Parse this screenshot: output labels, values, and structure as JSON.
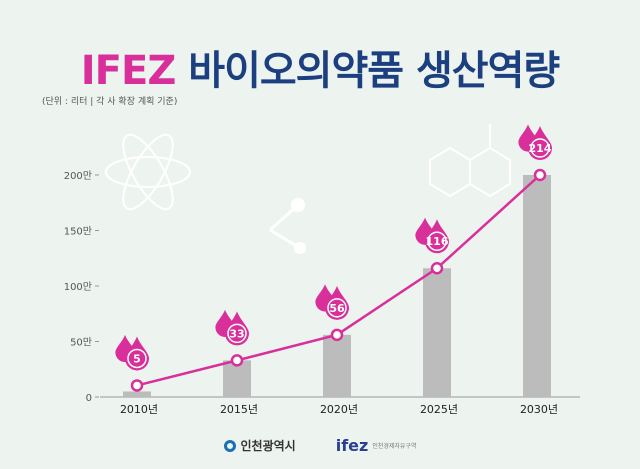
{
  "title": {
    "highlight": "IFEZ",
    "rest": "바이오의약품 생산역량"
  },
  "unit_note": "(단위 : 리터 | 각 사 확장 계획 기준)",
  "colors": {
    "accent": "#d92f9b",
    "navy": "#1c3f80",
    "bar": "#bcbcbc",
    "background": "#edf4f0"
  },
  "chart_data": {
    "type": "bar+line",
    "categories": [
      "2010년",
      "2015년",
      "2020년",
      "2025년",
      "2030년"
    ],
    "values": [
      5,
      33,
      56,
      116,
      214
    ],
    "data_labels": [
      "5",
      "33",
      "56",
      "116",
      "214"
    ],
    "yticks": [
      "0",
      "50만",
      "100만",
      "150만",
      "200만"
    ],
    "ytick_values": [
      0,
      50,
      100,
      150,
      200
    ],
    "ylim": [
      0,
      200
    ],
    "grid": false,
    "legend": "none"
  },
  "footer": {
    "logo1": "인천광역시",
    "logo2": "ifez",
    "logo2_sub": "인천경제자유구역"
  }
}
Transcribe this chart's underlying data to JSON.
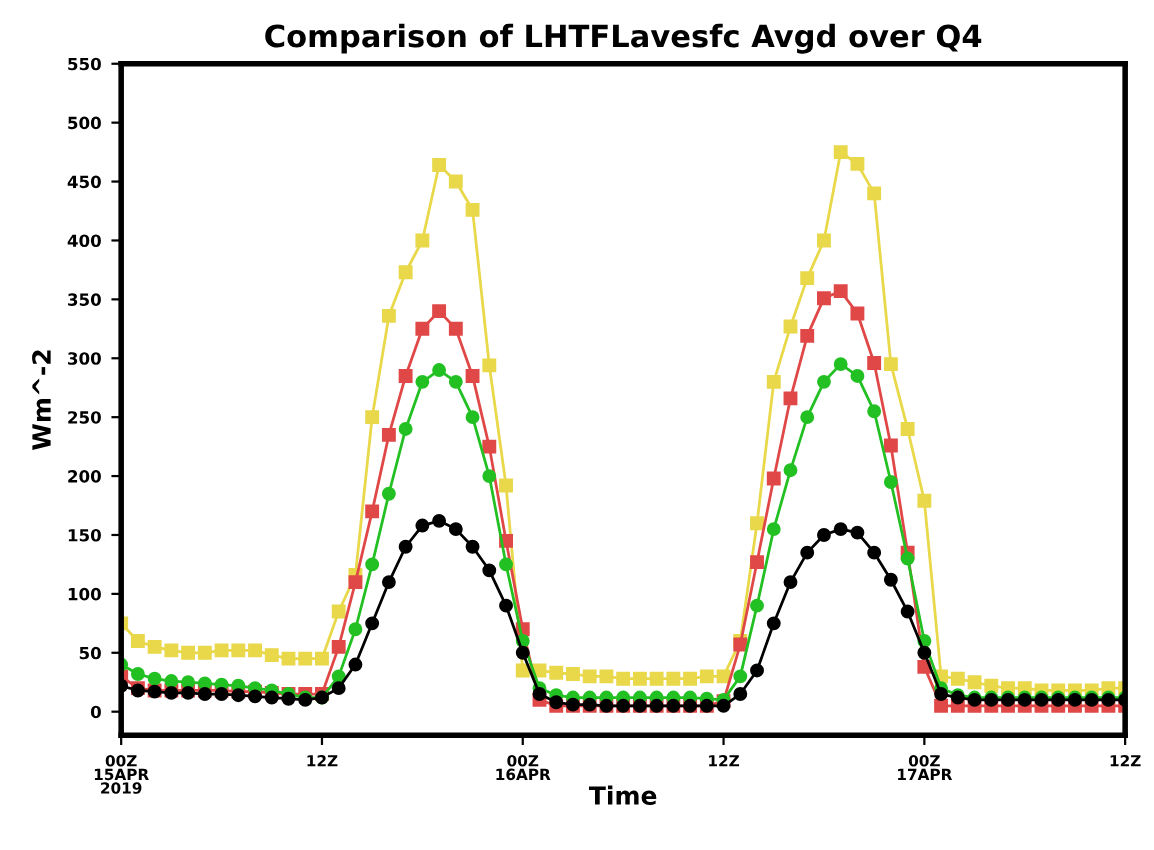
{
  "chart_data": {
    "type": "line",
    "title": "Comparison of LHTFLavesfc Avgd over Q4",
    "xlabel": "Time",
    "ylabel": "Wm^-2",
    "categories": [
      "00Z\n15APR\n2019",
      null,
      null,
      null,
      null,
      null,
      null,
      null,
      null,
      null,
      null,
      null,
      "12Z",
      null,
      null,
      null,
      null,
      null,
      null,
      null,
      null,
      null,
      null,
      null,
      "00Z\n16APR",
      null,
      null,
      null,
      null,
      null,
      null,
      null,
      null,
      null,
      null,
      null,
      "12Z",
      null,
      null,
      null,
      null,
      null,
      null,
      null,
      null,
      null,
      null,
      null,
      "00Z\n17APR",
      null,
      null,
      null,
      null,
      null,
      null,
      null,
      null,
      null,
      null,
      null,
      "12Z"
    ],
    "ylim": [
      -20,
      550
    ],
    "yticks": [
      0,
      50,
      100,
      150,
      200,
      250,
      300,
      350,
      400,
      450,
      500,
      550
    ],
    "grid": false,
    "series": [
      {
        "color": "#e8d84a",
        "marker": "square",
        "values": [
          75,
          60,
          55,
          52,
          50,
          50,
          52,
          52,
          52,
          48,
          45,
          45,
          45,
          85,
          116,
          250,
          336,
          373,
          400,
          464,
          450,
          426,
          294,
          192,
          35,
          35,
          33,
          32,
          30,
          30,
          28,
          28,
          28,
          28,
          28,
          30,
          30,
          60,
          160,
          280,
          327,
          368,
          400,
          475,
          465,
          440,
          295,
          240,
          179,
          30,
          28,
          25,
          22,
          20,
          20,
          18,
          18,
          18,
          18,
          20,
          20
        ]
      },
      {
        "color": "#e04848",
        "marker": "square",
        "values": [
          30,
          20,
          18,
          18,
          18,
          18,
          18,
          17,
          17,
          16,
          15,
          15,
          15,
          55,
          110,
          170,
          235,
          285,
          325,
          340,
          325,
          285,
          225,
          145,
          70,
          10,
          5,
          5,
          5,
          5,
          5,
          5,
          5,
          5,
          5,
          5,
          9,
          57,
          127,
          198,
          266,
          319,
          351,
          357,
          338,
          296,
          226,
          135,
          38,
          5,
          5,
          5,
          5,
          5,
          5,
          5,
          5,
          5,
          5,
          5,
          5
        ]
      },
      {
        "color": "#22c022",
        "marker": "circle",
        "values": [
          40,
          32,
          28,
          26,
          25,
          24,
          23,
          22,
          20,
          18,
          15,
          12,
          12,
          30,
          70,
          125,
          185,
          240,
          280,
          290,
          280,
          250,
          200,
          125,
          60,
          20,
          14,
          12,
          12,
          12,
          12,
          12,
          12,
          12,
          12,
          11,
          10,
          30,
          90,
          155,
          205,
          250,
          280,
          295,
          285,
          255,
          195,
          130,
          60,
          20,
          14,
          12,
          12,
          12,
          12,
          12,
          12,
          12,
          12,
          12,
          12
        ]
      },
      {
        "color": "#000000",
        "marker": "circle",
        "values": [
          22,
          18,
          17,
          16,
          16,
          15,
          15,
          14,
          13,
          12,
          11,
          10,
          12,
          20,
          40,
          75,
          110,
          140,
          158,
          162,
          155,
          140,
          120,
          90,
          50,
          15,
          8,
          6,
          6,
          5,
          5,
          5,
          5,
          5,
          5,
          5,
          5,
          15,
          35,
          75,
          110,
          135,
          150,
          155,
          152,
          135,
          112,
          85,
          50,
          15,
          12,
          10,
          10,
          10,
          10,
          10,
          10,
          10,
          10,
          10,
          10
        ]
      }
    ]
  }
}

○ ○ ○ ○

Copy each line containing the word "title" from the data.

• Correct result:
  "title": {
    "title": "Comparison of LHTFLavesfc Avgd over Q4",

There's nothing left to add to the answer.